▶ GOAL OF THE EXERCISE
Write out the data below in full, unchanged, minus the images.

• • •

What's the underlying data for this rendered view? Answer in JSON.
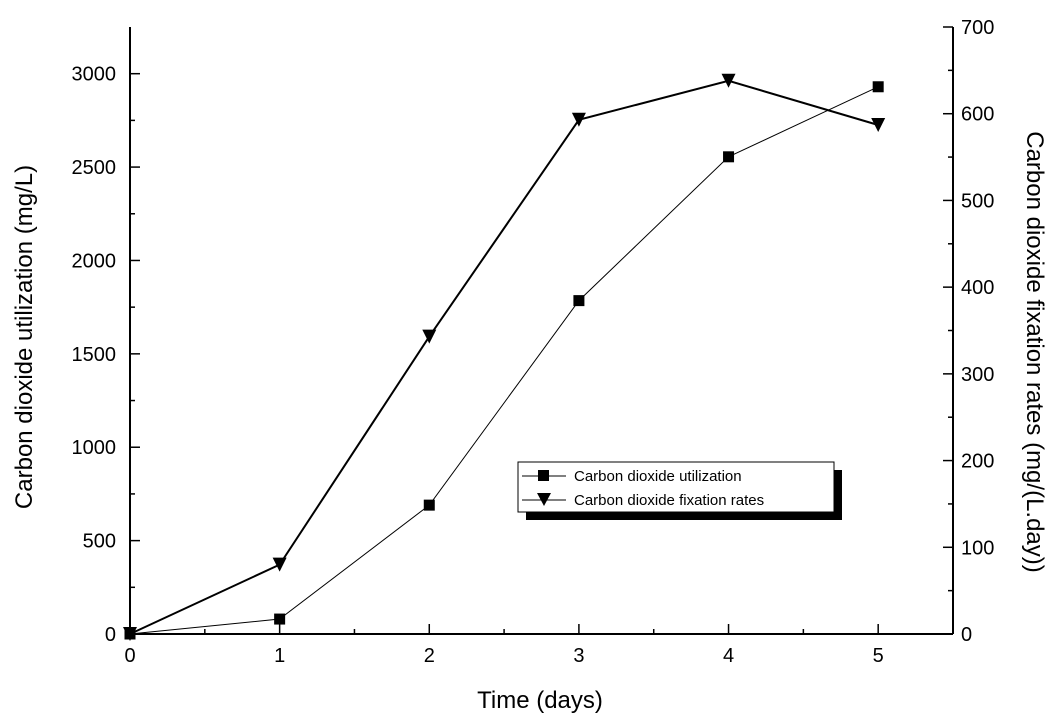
{
  "chart_data": {
    "type": "line",
    "xlabel": "Time (days)",
    "ylabel_left": "Carbon dioxide utilization (mg/L)",
    "ylabel_right": "Carbon dioxide fixation rates (mg/(L.day))",
    "x": [
      0,
      1,
      2,
      3,
      4,
      5
    ],
    "xlim": [
      0,
      5.5
    ],
    "xticks": [
      0,
      1,
      2,
      3,
      4,
      5
    ],
    "ylim_left": [
      0,
      3250
    ],
    "yticks_left": [
      0,
      500,
      1000,
      1500,
      2000,
      2500,
      3000
    ],
    "ylim_right": [
      0,
      700
    ],
    "yticks_right": [
      0,
      100,
      200,
      300,
      400,
      500,
      600,
      700
    ],
    "grid": false,
    "legend_position": "lower-right",
    "series": [
      {
        "name": "Carbon dioxide utilization",
        "axis": "left",
        "marker": "square",
        "values": [
          0,
          80,
          690,
          1785,
          2555,
          2930
        ]
      },
      {
        "name": "Carbon dioxide fixation rates",
        "axis": "right",
        "marker": "triangle-down",
        "values": [
          0,
          80,
          343,
          593,
          638,
          587
        ]
      }
    ]
  }
}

• • •

▶ TASK RESULT
What's the underlying data for this rendered view? Answer in JSON.
{
  "chart_data": {
    "type": "line",
    "xlabel": "Time (days)",
    "ylabel_left": "Carbon dioxide utilization (mg/L)",
    "ylabel_right": "Carbon dioxide fixation rates (mg/(L.day))",
    "x": [
      0,
      1,
      2,
      3,
      4,
      5
    ],
    "xlim": [
      0,
      5.5
    ],
    "xticks": [
      0,
      1,
      2,
      3,
      4,
      5
    ],
    "ylim_left": [
      0,
      3250
    ],
    "yticks_left": [
      0,
      500,
      1000,
      1500,
      2000,
      2500,
      3000
    ],
    "ylim_right": [
      0,
      700
    ],
    "yticks_right": [
      0,
      100,
      200,
      300,
      400,
      500,
      600,
      700
    ],
    "grid": false,
    "legend_position": "lower-right",
    "series": [
      {
        "name": "Carbon dioxide utilization",
        "axis": "left",
        "marker": "square",
        "values": [
          0,
          80,
          690,
          1785,
          2555,
          2930
        ]
      },
      {
        "name": "Carbon dioxide fixation rates",
        "axis": "right",
        "marker": "triangle-down",
        "values": [
          0,
          80,
          343,
          593,
          638,
          587
        ]
      }
    ]
  }
}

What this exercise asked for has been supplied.